→ WHAT YOU ARE ASKED TO DO
Extract the text of every entry below exactly; leave images out.

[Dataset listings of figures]
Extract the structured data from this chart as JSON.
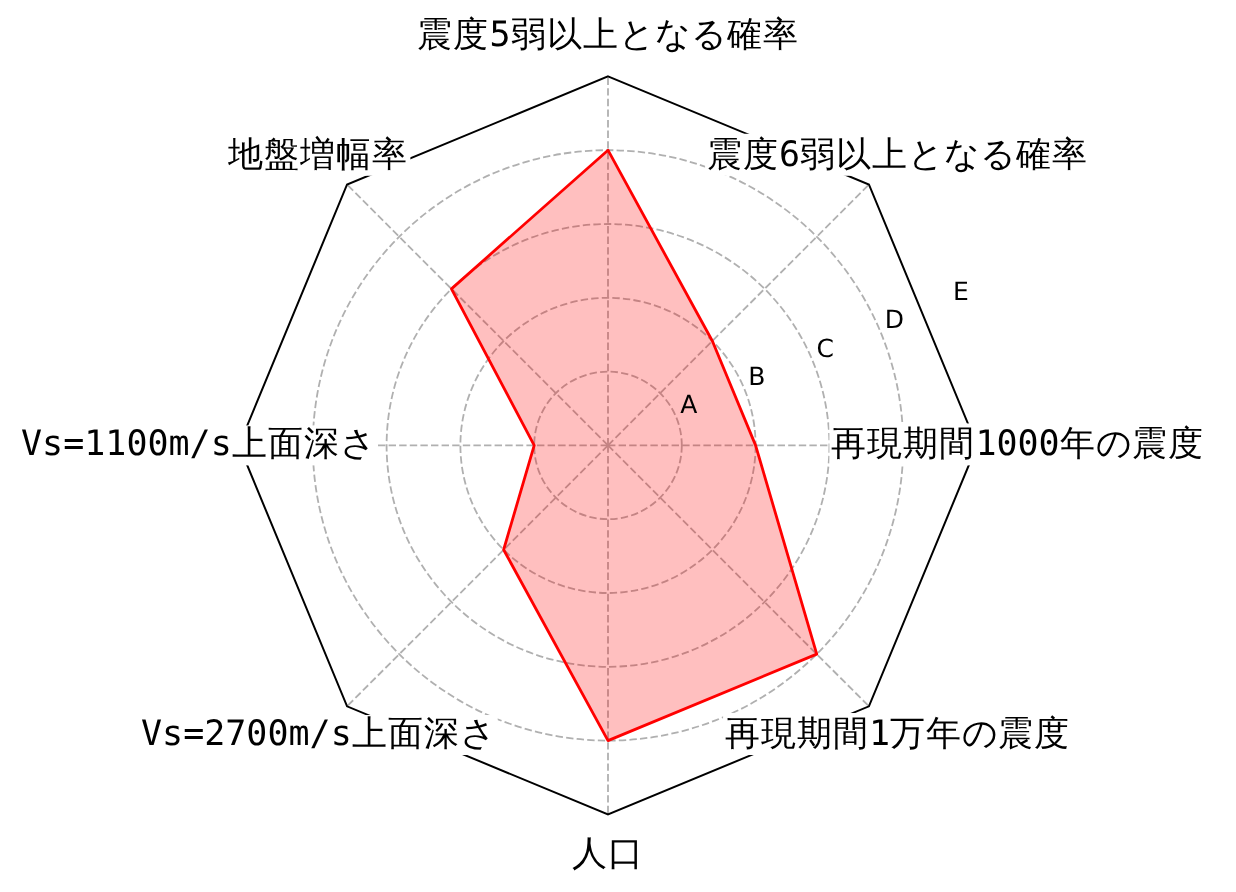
{
  "chart_data": {
    "type": "radar",
    "categories": [
      "震度5弱以上となる確率",
      "震度6弱以上となる確率",
      "再現期間1000年の震度",
      "再現期間1万年の震度",
      "人口",
      "Vs=2700m/s上面深さ",
      "Vs=1100m/s上面深さ",
      "地盤増幅率"
    ],
    "series": [
      {
        "color": "#ff0000",
        "values": [
          4,
          2,
          2,
          4,
          4,
          2,
          1,
          3
        ]
      }
    ],
    "ylim": [
      0,
      5
    ],
    "yticks": [
      {
        "value": 1,
        "label": "A"
      },
      {
        "value": 2,
        "label": "B"
      },
      {
        "value": 3,
        "label": "C"
      },
      {
        "value": 4,
        "label": "D"
      },
      {
        "value": 5,
        "label": "E"
      }
    ],
    "grid": true
  }
}
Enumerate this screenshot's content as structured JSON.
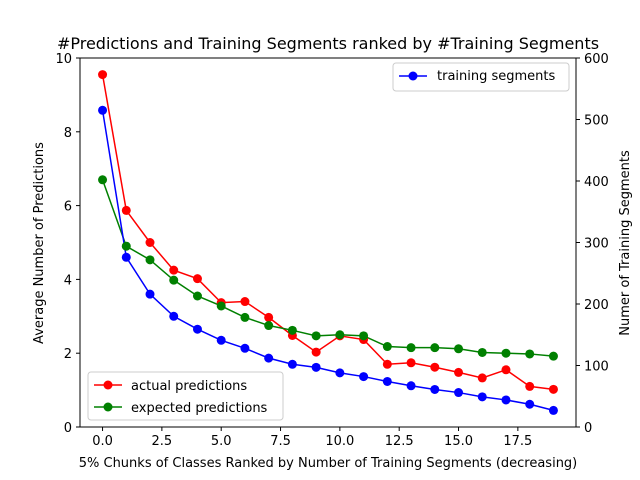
{
  "chart_data": {
    "type": "line",
    "title": "#Predictions and Training Segments ranked by #Training Segments",
    "xlabel": "5% Chunks of Classes Ranked by Number of Training Segments (decreasing)",
    "ylabel_left": "Average Number of Predictions",
    "ylabel_right": "Numer of Training Segments",
    "xlim": [
      -0.95,
      19.95
    ],
    "ylim_left": [
      0,
      10
    ],
    "ylim_right": [
      0,
      600
    ],
    "x_ticks": [
      0.0,
      2.5,
      5.0,
      7.5,
      10.0,
      12.5,
      15.0,
      17.5
    ],
    "x_tick_labels": [
      "0.0",
      "2.5",
      "5.0",
      "7.5",
      "10.0",
      "12.5",
      "15.0",
      "17.5"
    ],
    "y_left_ticks": [
      0,
      2,
      4,
      6,
      8,
      10
    ],
    "y_left_tick_labels": [
      "0",
      "2",
      "4",
      "6",
      "8",
      "10"
    ],
    "y_right_ticks": [
      0,
      100,
      200,
      300,
      400,
      500,
      600
    ],
    "y_right_tick_labels": [
      "0",
      "100",
      "200",
      "300",
      "400",
      "500",
      "600"
    ],
    "grid": false,
    "x": [
      0,
      1,
      2,
      3,
      4,
      5,
      6,
      7,
      8,
      9,
      10,
      11,
      12,
      13,
      14,
      15,
      16,
      17,
      18,
      19
    ],
    "series": [
      {
        "name": "actual predictions",
        "axis": "left",
        "color": "#ff0000",
        "values": [
          9.55,
          5.87,
          5.0,
          4.25,
          4.02,
          3.37,
          3.4,
          2.97,
          2.48,
          2.03,
          2.47,
          2.37,
          1.7,
          1.74,
          1.62,
          1.48,
          1.33,
          1.55,
          1.1,
          1.02
        ]
      },
      {
        "name": "expected predictions",
        "axis": "left",
        "color": "#008000",
        "values": [
          6.7,
          4.9,
          4.53,
          3.98,
          3.55,
          3.28,
          2.97,
          2.75,
          2.62,
          2.47,
          2.5,
          2.47,
          2.18,
          2.15,
          2.15,
          2.12,
          2.02,
          2.0,
          1.98,
          1.92
        ]
      },
      {
        "name": "training segments",
        "axis": "right",
        "color": "#0000ff",
        "values": [
          515,
          276,
          216,
          180,
          159,
          141,
          128,
          112,
          102,
          97,
          88,
          82,
          74,
          67,
          61,
          56,
          49,
          44,
          37,
          27
        ]
      }
    ],
    "legend_left_placement": "lower-left",
    "legend_right_placement": "upper-right"
  }
}
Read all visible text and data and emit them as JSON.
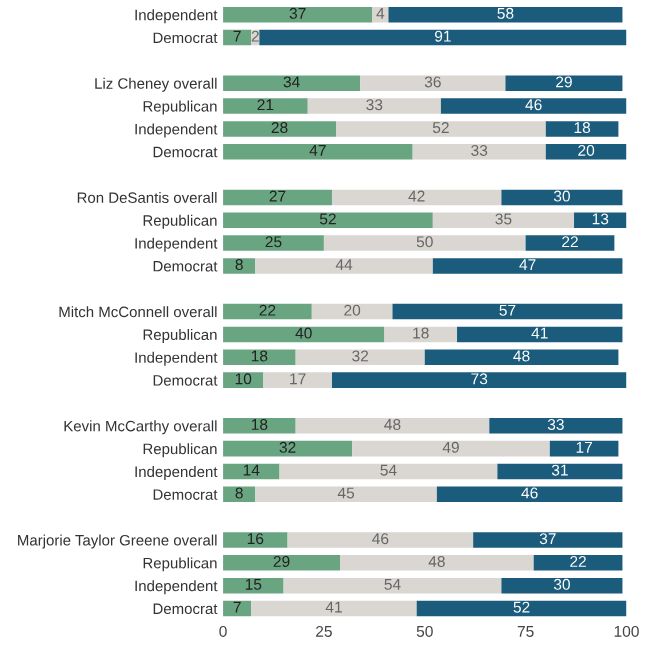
{
  "chart_data": {
    "type": "bar",
    "orientation": "horizontal",
    "stacked": true,
    "data_labels": true,
    "grid": false,
    "legend": false,
    "categories": [
      "Independent",
      "Democrat",
      null,
      "Liz Cheney overall",
      "Republican",
      "Independent",
      "Democrat",
      null,
      "Ron DeSantis overall",
      "Republican",
      "Independent",
      "Democrat",
      null,
      "Mitch McConnell overall",
      "Republican",
      "Independent",
      "Democrat",
      null,
      "Kevin McCarthy overall",
      "Republican",
      "Independent",
      "Democrat",
      null,
      "Marjorie Taylor Greene overall",
      "Republican",
      "Independent",
      "Democrat"
    ],
    "series": [
      {
        "color": "#6aa582",
        "values": [
          37,
          7,
          null,
          34,
          21,
          28,
          47,
          null,
          27,
          52,
          25,
          8,
          null,
          22,
          40,
          18,
          10,
          null,
          18,
          32,
          14,
          8,
          null,
          16,
          29,
          15,
          7
        ]
      },
      {
        "color": "#dad6d1",
        "values": [
          4,
          2,
          null,
          36,
          33,
          52,
          33,
          null,
          42,
          35,
          50,
          44,
          null,
          20,
          18,
          32,
          17,
          null,
          48,
          49,
          54,
          45,
          null,
          46,
          48,
          54,
          41
        ]
      },
      {
        "color": "#1b5b7b",
        "values": [
          58,
          91,
          null,
          29,
          46,
          18,
          20,
          null,
          30,
          13,
          22,
          47,
          null,
          57,
          41,
          48,
          73,
          null,
          33,
          17,
          31,
          46,
          null,
          37,
          22,
          30,
          52
        ]
      }
    ],
    "xlim": [
      0,
      100
    ],
    "xticks": [
      0,
      25,
      50,
      75,
      100
    ]
  }
}
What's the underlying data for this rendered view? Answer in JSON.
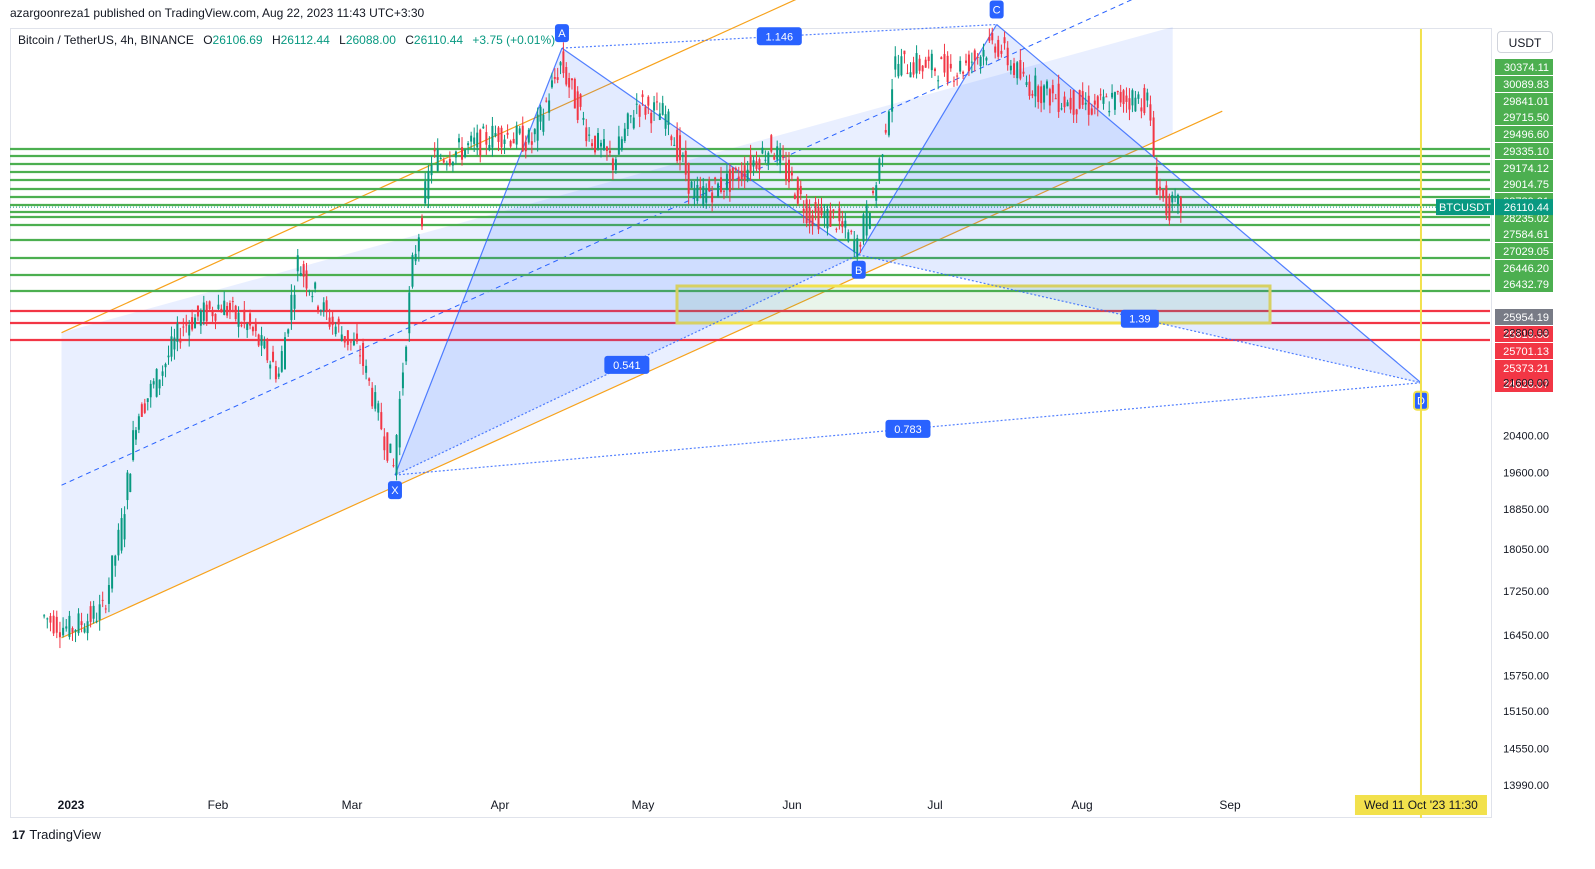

→ ANSWER TO THIS PROBLEM
Extract the structured data from this chart as JSON.
{
  "chart_data": {
    "type": "radar",
    "categories": [
      "震度5弱以上となる確率",
      "震度6弱以上となる確率",
      "再現期間1000年の震度",
      "再現期間1万年の震度",
      "人口",
      "Vs=2700m/s上面深さ",
      "Vs=1100m/s上面深さ",
      "地盤増幅率"
    ],
    "series": [
      {
        "color": "#ff0000",
        "values": [
          4,
          2,
          2,
          4,
          4,
          2,
          1,
          3
        ]
      }
    ],
    "ylim": [
      0,
      5
    ],
    "yticks": [
      {
        "value": 1,
        "label": "A"
      },
      {
        "value": 2,
        "label": "B"
      },
      {
        "value": 3,
        "label": "C"
      },
      {
        "value": 4,
        "label": "D"
      },
      {
        "value": 5,
        "label": "E"
      }
    ],
    "grid": true
  }
}
Enumerate this screenshot's content as structured JSON.
{
  "chart_data": {
    "type": "line",
    "title": "#Predictions and Training Segments ranked by #Training Segments",
    "xlabel": "5% Chunks of Classes Ranked by Number of Training Segments (decreasing)",
    "ylabel_left": "Average Number of Predictions",
    "ylabel_right": "Numer of Training Segments",
    "xlim": [
      -0.95,
      19.95
    ],
    "ylim_left": [
      0,
      10
    ],
    "ylim_right": [
      0,
      600
    ],
    "x_ticks": [
      0.0,
      2.5,
      5.0,
      7.5,
      10.0,
      12.5,
      15.0,
      17.5
    ],
    "x_tick_labels": [
      "0.0",
      "2.5",
      "5.0",
      "7.5",
      "10.0",
      "12.5",
      "15.0",
      "17.5"
    ],
    "y_left_ticks": [
      0,
      2,
      4,
      6,
      8,
      10
    ],
    "y_left_tick_labels": [
      "0",
      "2",
      "4",
      "6",
      "8",
      "10"
    ],
    "y_right_ticks": [
      0,
      100,
      200,
      300,
      400,
      500,
      600
    ],
    "y_right_tick_labels": [
      "0",
      "100",
      "200",
      "300",
      "400",
      "500",
      "600"
    ],
    "grid": false,
    "x": [
      0,
      1,
      2,
      3,
      4,
      5,
      6,
      7,
      8,
      9,
      10,
      11,
      12,
      13,
      14,
      15,
      16,
      17,
      18,
      19
    ],
    "series": [
      {
        "name": "actual predictions",
        "axis": "left",
        "color": "#ff0000",
        "values": [
          9.55,
          5.87,
          5.0,
          4.25,
          4.02,
          3.37,
          3.4,
          2.97,
          2.48,
          2.03,
          2.47,
          2.37,
          1.7,
          1.74,
          1.62,
          1.48,
          1.33,
          1.55,
          1.1,
          1.02
        ]
      },
      {
        "name": "expected predictions",
        "axis": "left",
        "color": "#008000",
        "values": [
          6.7,
          4.9,
          4.53,
          3.98,
          3.55,
          3.28,
          2.97,
          2.75,
          2.62,
          2.47,
          2.5,
          2.47,
          2.18,
          2.15,
          2.15,
          2.12,
          2.02,
          2.0,
          1.98,
          1.92
        ]
      },
      {
        "name": "training segments",
        "axis": "right",
        "color": "#0000ff",
        "values": [
          515,
          276,
          216,
          180,
          159,
          141,
          128,
          112,
          102,
          97,
          88,
          82,
          74,
          67,
          61,
          56,
          49,
          44,
          37,
          27
        ]
      }
    ],
    "legend_left_placement": "lower-left",
    "legend_right_placement": "upper-right"
  }
}
Read all visible text and data and emit them as JSON.
{
  "chart_data": {
    "type": "bar",
    "orientation": "horizontal",
    "stacked": true,
    "data_labels": true,
    "grid": false,
    "legend": false,
    "categories": [
      "Independent",
      "Democrat",
      null,
      "Liz Cheney overall",
      "Republican",
      "Independent",
      "Democrat",
      null,
      "Ron DeSantis overall",
      "Republican",
      "Independent",
      "Democrat",
      null,
      "Mitch McConnell overall",
      "Republican",
      "Independent",
      "Democrat",
      null,
      "Kevin McCarthy overall",
      "Republican",
      "Independent",
      "Democrat",
      null,
      "Marjorie Taylor Greene overall",
      "Republican",
      "Independent",
      "Democrat"
    ],
    "series": [
      {
        "color": "#6aa582",
        "values": [
          37,
          7,
          null,
          34,
          21,
          28,
          47,
          null,
          27,
          52,
          25,
          8,
          null,
          22,
          40,
          18,
          10,
          null,
          18,
          32,
          14,
          8,
          null,
          16,
          29,
          15,
          7
        ]
      },
      {
        "color": "#dad6d1",
        "values": [
          4,
          2,
          null,
          36,
          33,
          52,
          33,
          null,
          42,
          35,
          50,
          44,
          null,
          20,
          18,
          32,
          17,
          null,
          48,
          49,
          54,
          45,
          null,
          46,
          48,
          54,
          41
        ]
      },
      {
        "color": "#1b5b7b",
        "values": [
          58,
          91,
          null,
          29,
          46,
          18,
          20,
          null,
          30,
          13,
          22,
          47,
          null,
          57,
          41,
          48,
          73,
          null,
          33,
          17,
          31,
          46,
          null,
          37,
          22,
          30,
          52
        ]
      }
    ],
    "xlim": [
      0,
      100
    ],
    "xticks": [
      0,
      25,
      50,
      75,
      100
    ]
  }
}
What's the underlying data for this rendered view? Answer in JSON.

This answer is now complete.